**What to do**:
Pick out every line in the entries below that contains the string "Weekday" and copy each one in full.

**Supplied data**:
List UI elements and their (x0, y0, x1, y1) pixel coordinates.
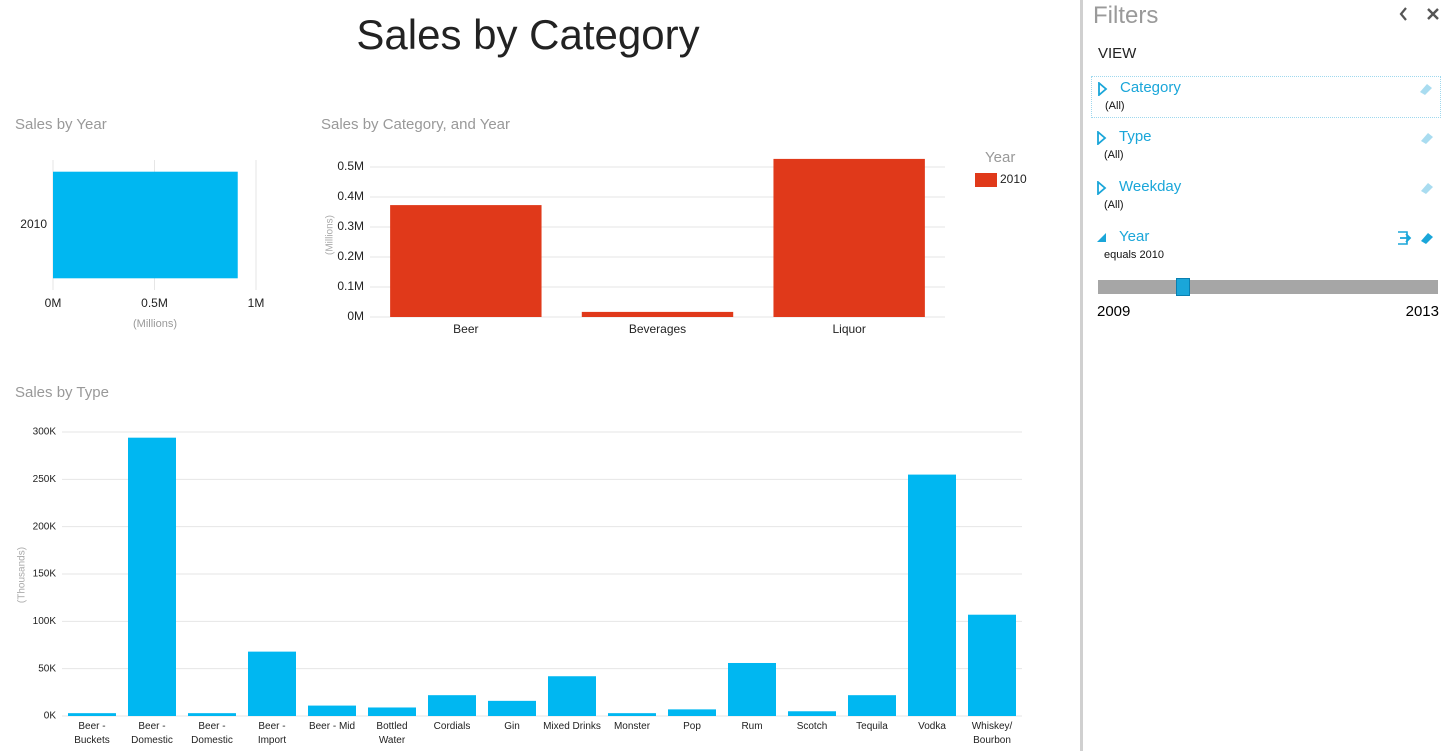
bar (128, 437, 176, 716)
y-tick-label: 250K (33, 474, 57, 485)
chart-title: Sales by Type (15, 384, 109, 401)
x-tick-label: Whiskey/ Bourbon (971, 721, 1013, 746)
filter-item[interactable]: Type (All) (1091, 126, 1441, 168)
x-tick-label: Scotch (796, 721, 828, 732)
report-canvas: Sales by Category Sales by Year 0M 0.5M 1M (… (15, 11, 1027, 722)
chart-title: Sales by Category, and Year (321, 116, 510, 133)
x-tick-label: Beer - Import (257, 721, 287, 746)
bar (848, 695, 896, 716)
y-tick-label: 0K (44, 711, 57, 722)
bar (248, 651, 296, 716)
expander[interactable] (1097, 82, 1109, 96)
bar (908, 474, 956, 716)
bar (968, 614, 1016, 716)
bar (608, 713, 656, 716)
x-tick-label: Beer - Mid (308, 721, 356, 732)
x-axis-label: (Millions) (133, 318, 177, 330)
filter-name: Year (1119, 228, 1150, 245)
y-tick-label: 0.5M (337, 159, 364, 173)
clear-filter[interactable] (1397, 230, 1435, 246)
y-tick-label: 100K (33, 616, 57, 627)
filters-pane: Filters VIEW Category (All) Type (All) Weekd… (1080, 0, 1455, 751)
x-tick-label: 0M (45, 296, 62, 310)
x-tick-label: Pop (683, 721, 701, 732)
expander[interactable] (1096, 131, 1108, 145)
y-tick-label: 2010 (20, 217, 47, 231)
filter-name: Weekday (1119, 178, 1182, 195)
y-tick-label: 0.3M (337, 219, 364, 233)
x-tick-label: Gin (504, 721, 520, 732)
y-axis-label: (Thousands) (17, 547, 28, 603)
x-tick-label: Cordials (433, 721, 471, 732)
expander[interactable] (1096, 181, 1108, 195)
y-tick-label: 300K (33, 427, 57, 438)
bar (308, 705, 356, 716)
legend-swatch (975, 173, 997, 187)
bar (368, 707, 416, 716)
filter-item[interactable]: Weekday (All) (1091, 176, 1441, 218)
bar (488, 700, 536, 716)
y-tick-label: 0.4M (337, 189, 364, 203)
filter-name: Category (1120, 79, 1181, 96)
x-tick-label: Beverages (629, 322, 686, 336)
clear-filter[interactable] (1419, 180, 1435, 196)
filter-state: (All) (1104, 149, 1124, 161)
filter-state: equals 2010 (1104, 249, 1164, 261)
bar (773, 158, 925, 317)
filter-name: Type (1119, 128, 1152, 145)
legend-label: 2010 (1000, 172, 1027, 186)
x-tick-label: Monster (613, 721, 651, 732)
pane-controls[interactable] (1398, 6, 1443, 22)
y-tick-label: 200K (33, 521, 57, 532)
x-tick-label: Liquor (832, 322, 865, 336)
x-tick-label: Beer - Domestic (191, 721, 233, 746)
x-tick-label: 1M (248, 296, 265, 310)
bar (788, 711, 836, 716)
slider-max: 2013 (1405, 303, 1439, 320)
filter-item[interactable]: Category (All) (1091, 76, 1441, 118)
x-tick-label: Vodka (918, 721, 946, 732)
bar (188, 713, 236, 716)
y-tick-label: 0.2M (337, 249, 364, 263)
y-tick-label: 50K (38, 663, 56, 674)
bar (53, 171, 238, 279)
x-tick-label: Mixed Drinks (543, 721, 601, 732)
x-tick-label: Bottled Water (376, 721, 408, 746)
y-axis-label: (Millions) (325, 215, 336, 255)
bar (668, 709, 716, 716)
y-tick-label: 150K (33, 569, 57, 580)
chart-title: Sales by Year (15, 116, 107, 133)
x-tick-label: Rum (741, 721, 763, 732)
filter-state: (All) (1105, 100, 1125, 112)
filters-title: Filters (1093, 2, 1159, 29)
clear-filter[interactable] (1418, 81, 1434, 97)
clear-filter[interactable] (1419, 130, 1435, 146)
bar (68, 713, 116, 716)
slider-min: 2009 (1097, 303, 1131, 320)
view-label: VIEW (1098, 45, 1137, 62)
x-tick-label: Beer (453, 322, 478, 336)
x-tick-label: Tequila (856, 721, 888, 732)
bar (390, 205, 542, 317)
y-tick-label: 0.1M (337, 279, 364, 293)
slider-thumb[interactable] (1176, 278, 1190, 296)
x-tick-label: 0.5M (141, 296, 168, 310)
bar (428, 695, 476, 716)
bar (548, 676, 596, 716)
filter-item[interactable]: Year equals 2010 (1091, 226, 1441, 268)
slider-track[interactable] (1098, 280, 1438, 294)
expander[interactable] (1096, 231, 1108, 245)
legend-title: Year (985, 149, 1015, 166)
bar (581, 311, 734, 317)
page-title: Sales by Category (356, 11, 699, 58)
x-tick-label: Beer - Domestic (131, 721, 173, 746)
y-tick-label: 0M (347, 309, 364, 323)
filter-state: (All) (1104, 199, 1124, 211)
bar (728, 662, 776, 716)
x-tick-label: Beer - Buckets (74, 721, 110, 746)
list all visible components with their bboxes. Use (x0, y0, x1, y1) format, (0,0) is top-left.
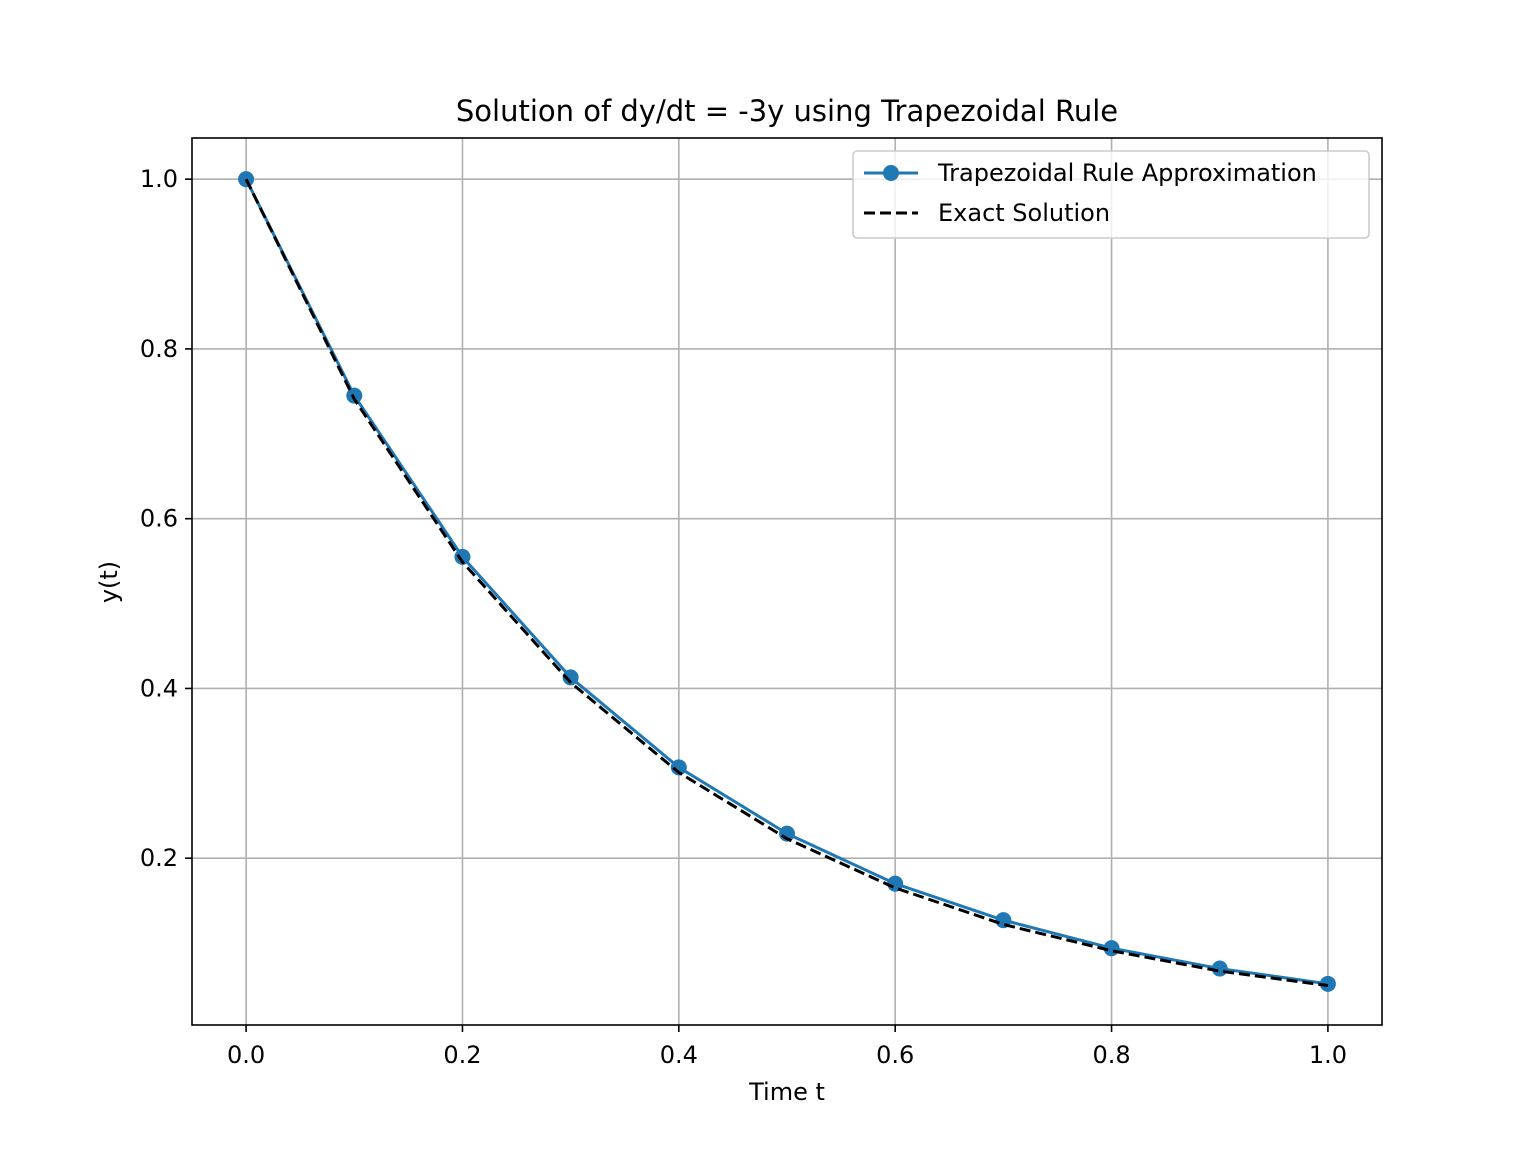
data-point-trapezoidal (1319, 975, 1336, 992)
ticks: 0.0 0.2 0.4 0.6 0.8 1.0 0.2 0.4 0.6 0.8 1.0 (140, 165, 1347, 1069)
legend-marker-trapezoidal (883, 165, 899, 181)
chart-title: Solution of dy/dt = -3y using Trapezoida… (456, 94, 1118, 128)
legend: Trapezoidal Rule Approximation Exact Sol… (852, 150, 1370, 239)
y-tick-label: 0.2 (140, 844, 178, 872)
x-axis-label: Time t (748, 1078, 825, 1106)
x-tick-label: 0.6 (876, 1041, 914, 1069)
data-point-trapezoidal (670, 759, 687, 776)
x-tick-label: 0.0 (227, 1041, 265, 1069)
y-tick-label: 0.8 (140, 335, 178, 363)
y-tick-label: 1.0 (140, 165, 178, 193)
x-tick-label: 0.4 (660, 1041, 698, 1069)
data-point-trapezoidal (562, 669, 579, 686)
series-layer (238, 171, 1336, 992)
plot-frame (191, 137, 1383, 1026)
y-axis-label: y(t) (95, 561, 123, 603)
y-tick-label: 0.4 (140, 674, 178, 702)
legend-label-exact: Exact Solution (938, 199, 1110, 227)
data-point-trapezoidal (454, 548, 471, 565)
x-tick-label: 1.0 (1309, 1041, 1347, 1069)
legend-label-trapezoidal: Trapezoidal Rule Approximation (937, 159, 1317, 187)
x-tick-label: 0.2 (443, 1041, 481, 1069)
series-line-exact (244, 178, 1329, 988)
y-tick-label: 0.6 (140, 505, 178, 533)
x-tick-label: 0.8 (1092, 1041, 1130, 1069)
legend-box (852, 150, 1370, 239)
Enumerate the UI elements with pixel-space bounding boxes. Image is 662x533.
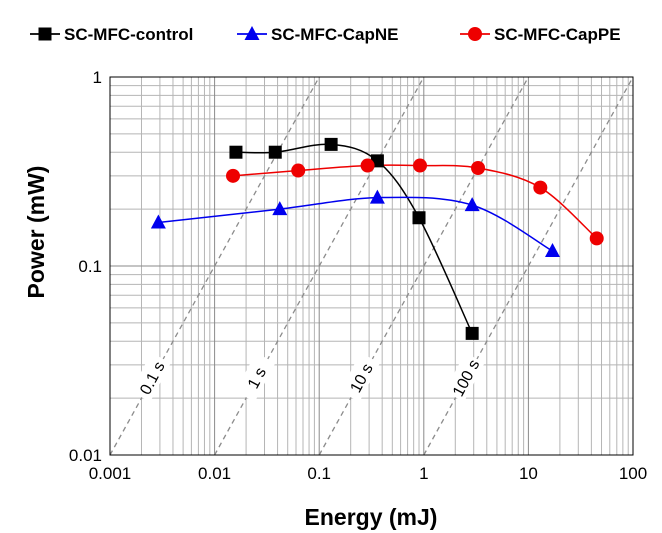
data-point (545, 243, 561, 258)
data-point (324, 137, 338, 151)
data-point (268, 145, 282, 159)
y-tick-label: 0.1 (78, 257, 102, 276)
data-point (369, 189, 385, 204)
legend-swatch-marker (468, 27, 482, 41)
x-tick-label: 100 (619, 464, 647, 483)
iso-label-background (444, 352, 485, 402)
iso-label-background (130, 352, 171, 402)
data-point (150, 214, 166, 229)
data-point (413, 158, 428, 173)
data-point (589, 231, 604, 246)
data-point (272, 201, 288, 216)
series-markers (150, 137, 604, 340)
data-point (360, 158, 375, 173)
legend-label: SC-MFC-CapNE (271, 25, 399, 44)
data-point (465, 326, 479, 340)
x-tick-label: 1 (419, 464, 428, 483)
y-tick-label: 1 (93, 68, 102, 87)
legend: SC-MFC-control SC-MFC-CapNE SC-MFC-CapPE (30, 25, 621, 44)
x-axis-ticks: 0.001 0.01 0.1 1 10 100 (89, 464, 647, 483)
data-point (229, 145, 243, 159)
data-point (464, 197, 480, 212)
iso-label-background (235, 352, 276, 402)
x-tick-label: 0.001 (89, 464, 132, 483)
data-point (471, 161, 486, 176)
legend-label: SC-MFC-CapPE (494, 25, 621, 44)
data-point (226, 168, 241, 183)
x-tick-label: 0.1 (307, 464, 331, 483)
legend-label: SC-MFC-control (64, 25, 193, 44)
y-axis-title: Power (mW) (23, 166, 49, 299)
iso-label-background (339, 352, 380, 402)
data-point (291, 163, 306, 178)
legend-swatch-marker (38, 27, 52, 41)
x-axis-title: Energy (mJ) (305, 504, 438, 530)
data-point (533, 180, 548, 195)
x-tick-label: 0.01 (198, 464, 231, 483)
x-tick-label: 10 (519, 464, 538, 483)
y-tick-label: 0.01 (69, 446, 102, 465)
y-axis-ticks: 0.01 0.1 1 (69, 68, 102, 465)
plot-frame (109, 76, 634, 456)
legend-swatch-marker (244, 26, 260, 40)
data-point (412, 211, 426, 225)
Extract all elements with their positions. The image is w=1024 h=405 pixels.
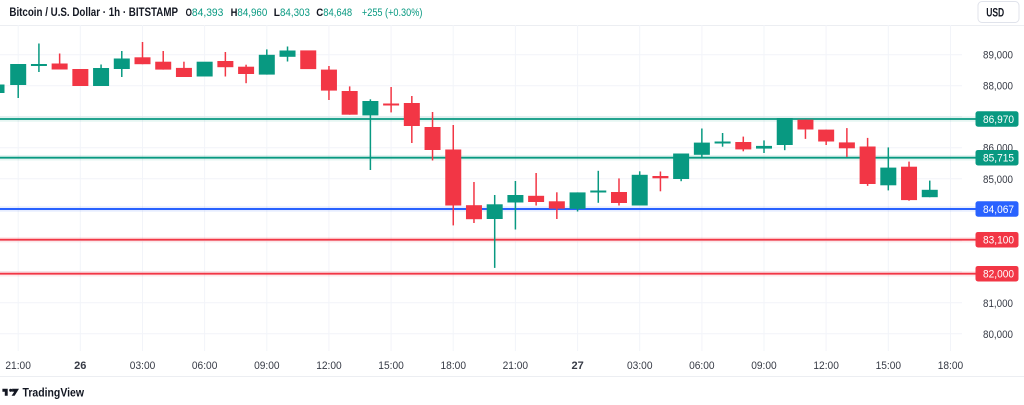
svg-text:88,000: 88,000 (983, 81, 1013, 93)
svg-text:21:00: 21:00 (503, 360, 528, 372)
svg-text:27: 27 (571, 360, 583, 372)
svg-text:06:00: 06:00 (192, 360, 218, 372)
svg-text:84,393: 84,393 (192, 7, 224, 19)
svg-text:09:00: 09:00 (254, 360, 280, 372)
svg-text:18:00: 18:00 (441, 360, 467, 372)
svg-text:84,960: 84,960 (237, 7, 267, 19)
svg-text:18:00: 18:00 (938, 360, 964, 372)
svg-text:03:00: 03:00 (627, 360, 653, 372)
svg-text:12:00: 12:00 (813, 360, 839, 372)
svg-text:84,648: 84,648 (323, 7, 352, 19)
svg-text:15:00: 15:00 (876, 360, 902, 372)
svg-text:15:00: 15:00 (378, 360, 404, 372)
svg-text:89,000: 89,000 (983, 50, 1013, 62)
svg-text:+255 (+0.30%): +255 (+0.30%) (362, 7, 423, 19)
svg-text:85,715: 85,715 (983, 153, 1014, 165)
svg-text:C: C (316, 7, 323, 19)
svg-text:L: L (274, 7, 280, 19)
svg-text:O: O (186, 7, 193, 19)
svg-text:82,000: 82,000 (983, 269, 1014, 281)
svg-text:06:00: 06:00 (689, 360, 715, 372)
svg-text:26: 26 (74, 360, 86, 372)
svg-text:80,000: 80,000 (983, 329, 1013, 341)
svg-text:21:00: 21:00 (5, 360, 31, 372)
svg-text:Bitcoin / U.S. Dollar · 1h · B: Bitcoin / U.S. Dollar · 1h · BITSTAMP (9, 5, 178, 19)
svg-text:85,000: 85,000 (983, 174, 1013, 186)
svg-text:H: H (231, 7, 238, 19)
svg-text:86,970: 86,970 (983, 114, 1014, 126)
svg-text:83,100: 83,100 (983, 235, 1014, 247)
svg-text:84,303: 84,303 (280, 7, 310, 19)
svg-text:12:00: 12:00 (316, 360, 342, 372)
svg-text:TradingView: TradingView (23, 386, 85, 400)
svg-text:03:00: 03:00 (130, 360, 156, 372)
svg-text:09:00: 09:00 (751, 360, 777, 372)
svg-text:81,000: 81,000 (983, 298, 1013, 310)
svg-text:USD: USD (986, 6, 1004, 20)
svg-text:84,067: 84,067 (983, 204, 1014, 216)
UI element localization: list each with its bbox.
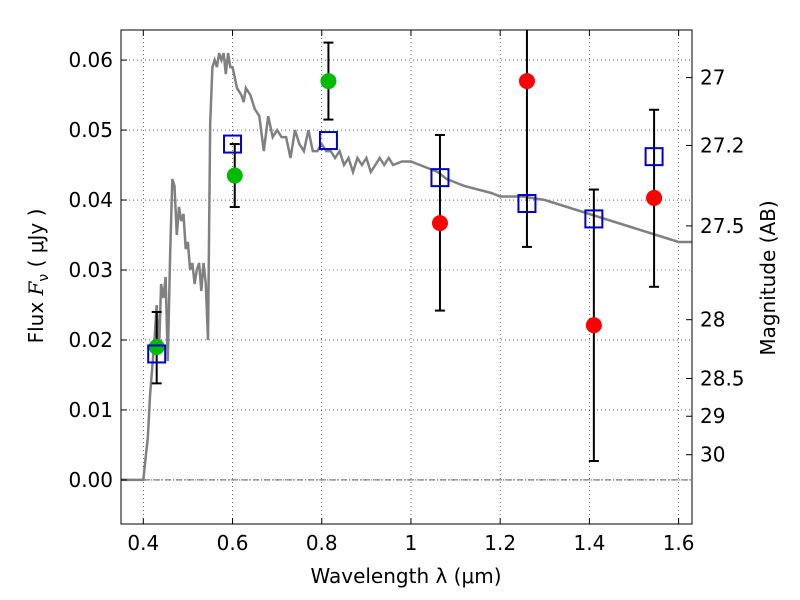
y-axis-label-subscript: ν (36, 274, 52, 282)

**Task result**:
filter-name: Weekday (1119, 178, 1182, 195)
filter-item[interactable]: Weekday (All) (1091, 176, 1441, 218)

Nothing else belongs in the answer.